_REQUIRED WORK_
Below is a listing to write out in full, exactly as given, without its pictures.

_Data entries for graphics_
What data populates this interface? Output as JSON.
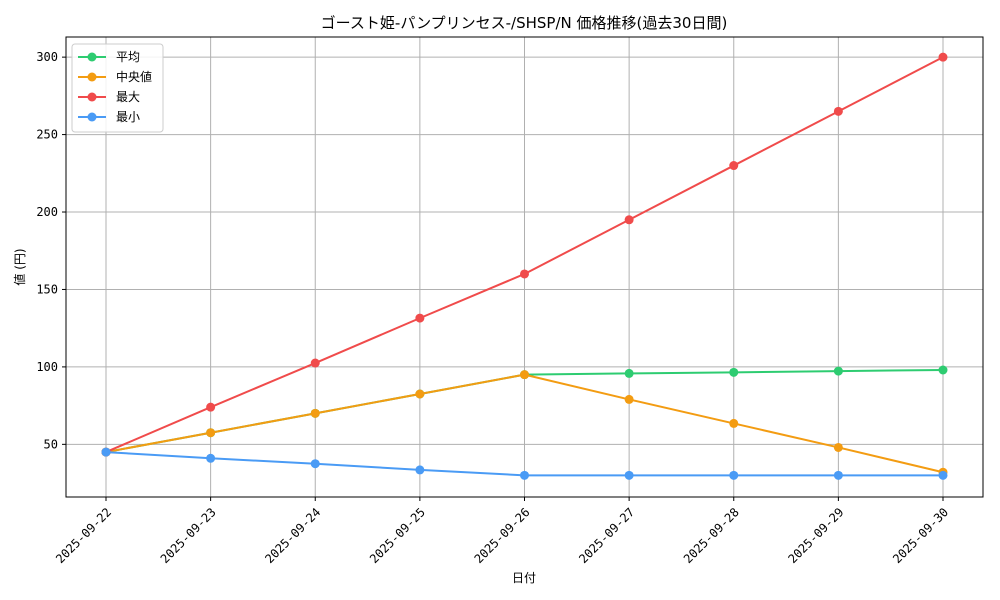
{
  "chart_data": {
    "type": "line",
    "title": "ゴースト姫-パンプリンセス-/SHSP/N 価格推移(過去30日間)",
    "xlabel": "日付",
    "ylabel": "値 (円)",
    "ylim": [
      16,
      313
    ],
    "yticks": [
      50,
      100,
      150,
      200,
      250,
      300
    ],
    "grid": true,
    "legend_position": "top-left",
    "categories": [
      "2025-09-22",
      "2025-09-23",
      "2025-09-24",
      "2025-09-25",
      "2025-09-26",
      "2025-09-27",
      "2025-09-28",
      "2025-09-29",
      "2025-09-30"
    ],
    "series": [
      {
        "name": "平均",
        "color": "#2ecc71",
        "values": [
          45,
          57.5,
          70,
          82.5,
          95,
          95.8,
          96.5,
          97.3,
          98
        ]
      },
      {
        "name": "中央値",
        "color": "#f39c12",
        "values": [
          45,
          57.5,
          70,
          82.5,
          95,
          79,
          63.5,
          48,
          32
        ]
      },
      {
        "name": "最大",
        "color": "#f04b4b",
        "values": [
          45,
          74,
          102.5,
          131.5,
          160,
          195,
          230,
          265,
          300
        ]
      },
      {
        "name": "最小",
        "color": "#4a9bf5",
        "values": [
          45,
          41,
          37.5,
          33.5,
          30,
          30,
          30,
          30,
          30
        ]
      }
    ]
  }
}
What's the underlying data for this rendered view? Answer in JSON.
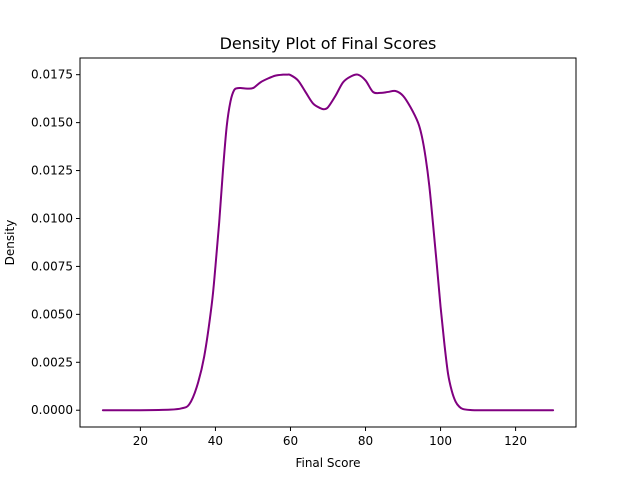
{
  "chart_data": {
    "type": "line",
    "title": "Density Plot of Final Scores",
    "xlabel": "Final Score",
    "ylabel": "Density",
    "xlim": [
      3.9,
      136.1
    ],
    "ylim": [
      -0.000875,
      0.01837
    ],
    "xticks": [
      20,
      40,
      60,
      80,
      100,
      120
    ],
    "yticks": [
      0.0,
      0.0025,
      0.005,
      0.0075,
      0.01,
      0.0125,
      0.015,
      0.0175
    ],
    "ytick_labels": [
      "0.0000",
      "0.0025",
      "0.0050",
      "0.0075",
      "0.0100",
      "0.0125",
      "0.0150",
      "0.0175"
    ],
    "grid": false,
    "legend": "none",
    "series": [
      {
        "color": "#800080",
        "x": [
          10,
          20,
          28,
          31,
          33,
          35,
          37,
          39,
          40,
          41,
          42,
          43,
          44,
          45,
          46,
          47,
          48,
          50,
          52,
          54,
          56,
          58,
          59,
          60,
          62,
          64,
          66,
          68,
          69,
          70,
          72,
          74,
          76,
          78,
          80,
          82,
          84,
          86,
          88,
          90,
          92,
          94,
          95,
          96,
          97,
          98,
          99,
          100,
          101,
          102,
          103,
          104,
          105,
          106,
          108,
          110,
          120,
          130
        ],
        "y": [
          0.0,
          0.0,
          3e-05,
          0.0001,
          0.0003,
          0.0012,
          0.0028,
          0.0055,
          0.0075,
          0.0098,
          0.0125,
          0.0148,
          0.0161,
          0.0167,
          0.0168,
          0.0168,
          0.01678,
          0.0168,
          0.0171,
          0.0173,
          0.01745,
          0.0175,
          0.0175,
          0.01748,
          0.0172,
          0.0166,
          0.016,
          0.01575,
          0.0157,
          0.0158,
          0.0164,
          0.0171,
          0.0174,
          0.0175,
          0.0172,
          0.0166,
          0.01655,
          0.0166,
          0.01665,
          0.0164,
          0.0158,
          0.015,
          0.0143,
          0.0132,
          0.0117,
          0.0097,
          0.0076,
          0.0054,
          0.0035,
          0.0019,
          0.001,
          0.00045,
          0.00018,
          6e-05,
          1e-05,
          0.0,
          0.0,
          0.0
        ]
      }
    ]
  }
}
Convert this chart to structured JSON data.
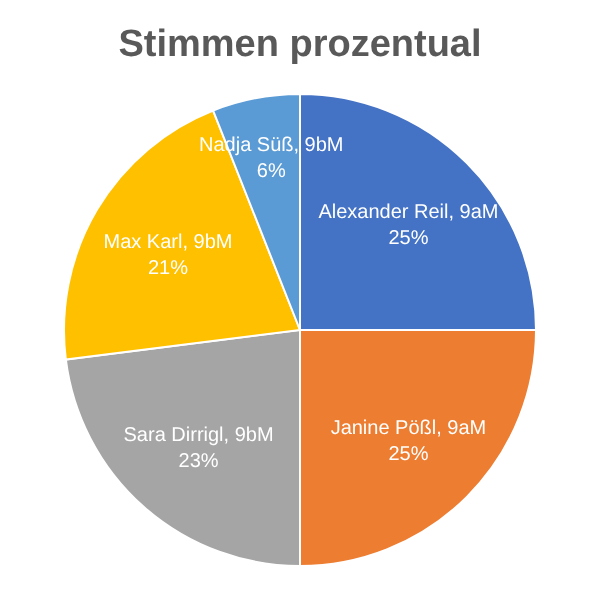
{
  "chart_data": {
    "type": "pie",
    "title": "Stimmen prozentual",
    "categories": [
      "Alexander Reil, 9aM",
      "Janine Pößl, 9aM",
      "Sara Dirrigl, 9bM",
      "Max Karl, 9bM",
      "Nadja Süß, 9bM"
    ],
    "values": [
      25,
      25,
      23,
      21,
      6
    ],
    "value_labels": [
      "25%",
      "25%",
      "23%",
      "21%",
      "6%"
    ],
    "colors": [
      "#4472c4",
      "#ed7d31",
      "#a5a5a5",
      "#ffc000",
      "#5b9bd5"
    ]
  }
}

_WRITTEN RESPONSE_
What data populates this interface? Output as JSON.
{
  "chart_data": {
    "type": "line",
    "title": "ゴースト姫-パンプリンセス-/SHSP/N 価格推移(過去30日間)",
    "xlabel": "日付",
    "ylabel": "値 (円)",
    "ylim": [
      16,
      313
    ],
    "yticks": [
      50,
      100,
      150,
      200,
      250,
      300
    ],
    "grid": true,
    "legend_position": "top-left",
    "categories": [
      "2025-09-22",
      "2025-09-23",
      "2025-09-24",
      "2025-09-25",
      "2025-09-26",
      "2025-09-27",
      "2025-09-28",
      "2025-09-29",
      "2025-09-30"
    ],
    "series": [
      {
        "name": "平均",
        "color": "#2ecc71",
        "values": [
          45,
          57.5,
          70,
          82.5,
          95,
          95.8,
          96.5,
          97.3,
          98
        ]
      },
      {
        "name": "中央値",
        "color": "#f39c12",
        "values": [
          45,
          57.5,
          70,
          82.5,
          95,
          79,
          63.5,
          48,
          32
        ]
      },
      {
        "name": "最大",
        "color": "#f04b4b",
        "values": [
          45,
          74,
          102.5,
          131.5,
          160,
          195,
          230,
          265,
          300
        ]
      },
      {
        "name": "最小",
        "color": "#4a9bf5",
        "values": [
          45,
          41,
          37.5,
          33.5,
          30,
          30,
          30,
          30,
          30
        ]
      }
    ]
  }
}
What's the underlying data for this rendered view? Answer in JSON.
{
  "chart_data": {
    "type": "line",
    "title": "Density Plot of Final Scores",
    "xlabel": "Final Score",
    "ylabel": "Density",
    "xlim": [
      3.9,
      136.1
    ],
    "ylim": [
      -0.000875,
      0.01837
    ],
    "xticks": [
      20,
      40,
      60,
      80,
      100,
      120
    ],
    "yticks": [
      0.0,
      0.0025,
      0.005,
      0.0075,
      0.01,
      0.0125,
      0.015,
      0.0175
    ],
    "ytick_labels": [
      "0.0000",
      "0.0025",
      "0.0050",
      "0.0075",
      "0.0100",
      "0.0125",
      "0.0150",
      "0.0175"
    ],
    "grid": false,
    "legend": "none",
    "series": [
      {
        "color": "#800080",
        "x": [
          10,
          20,
          28,
          31,
          33,
          35,
          37,
          39,
          40,
          41,
          42,
          43,
          44,
          45,
          46,
          47,
          48,
          50,
          52,
          54,
          56,
          58,
          59,
          60,
          62,
          64,
          66,
          68,
          69,
          70,
          72,
          74,
          76,
          78,
          80,
          82,
          84,
          86,
          88,
          90,
          92,
          94,
          95,
          96,
          97,
          98,
          99,
          100,
          101,
          102,
          103,
          104,
          105,
          106,
          108,
          110,
          120,
          130
        ],
        "y": [
          0.0,
          0.0,
          3e-05,
          0.0001,
          0.0003,
          0.0012,
          0.0028,
          0.0055,
          0.0075,
          0.0098,
          0.0125,
          0.0148,
          0.0161,
          0.0167,
          0.0168,
          0.0168,
          0.01678,
          0.0168,
          0.0171,
          0.0173,
          0.01745,
          0.0175,
          0.0175,
          0.01748,
          0.0172,
          0.0166,
          0.016,
          0.01575,
          0.0157,
          0.0158,
          0.0164,
          0.0171,
          0.0174,
          0.0175,
          0.0172,
          0.0166,
          0.01655,
          0.0166,
          0.01665,
          0.0164,
          0.0158,
          0.015,
          0.0143,
          0.0132,
          0.0117,
          0.0097,
          0.0076,
          0.0054,
          0.0035,
          0.0019,
          0.001,
          0.00045,
          0.00018,
          6e-05,
          1e-05,
          0.0,
          0.0,
          0.0
        ]
      }
    ]
  }
}
Convert this chart to structured JSON data.
{
  "chart_data": {
    "type": "pie",
    "title": "Stimmen prozentual",
    "categories": [
      "Alexander Reil, 9aM",
      "Janine Pößl, 9aM",
      "Sara Dirrigl, 9bM",
      "Max Karl, 9bM",
      "Nadja Süß, 9bM"
    ],
    "values": [
      25,
      25,
      23,
      21,
      6
    ],
    "value_labels": [
      "25%",
      "25%",
      "23%",
      "21%",
      "6%"
    ],
    "colors": [
      "#4472c4",
      "#ed7d31",
      "#a5a5a5",
      "#ffc000",
      "#5b9bd5"
    ]
  }
}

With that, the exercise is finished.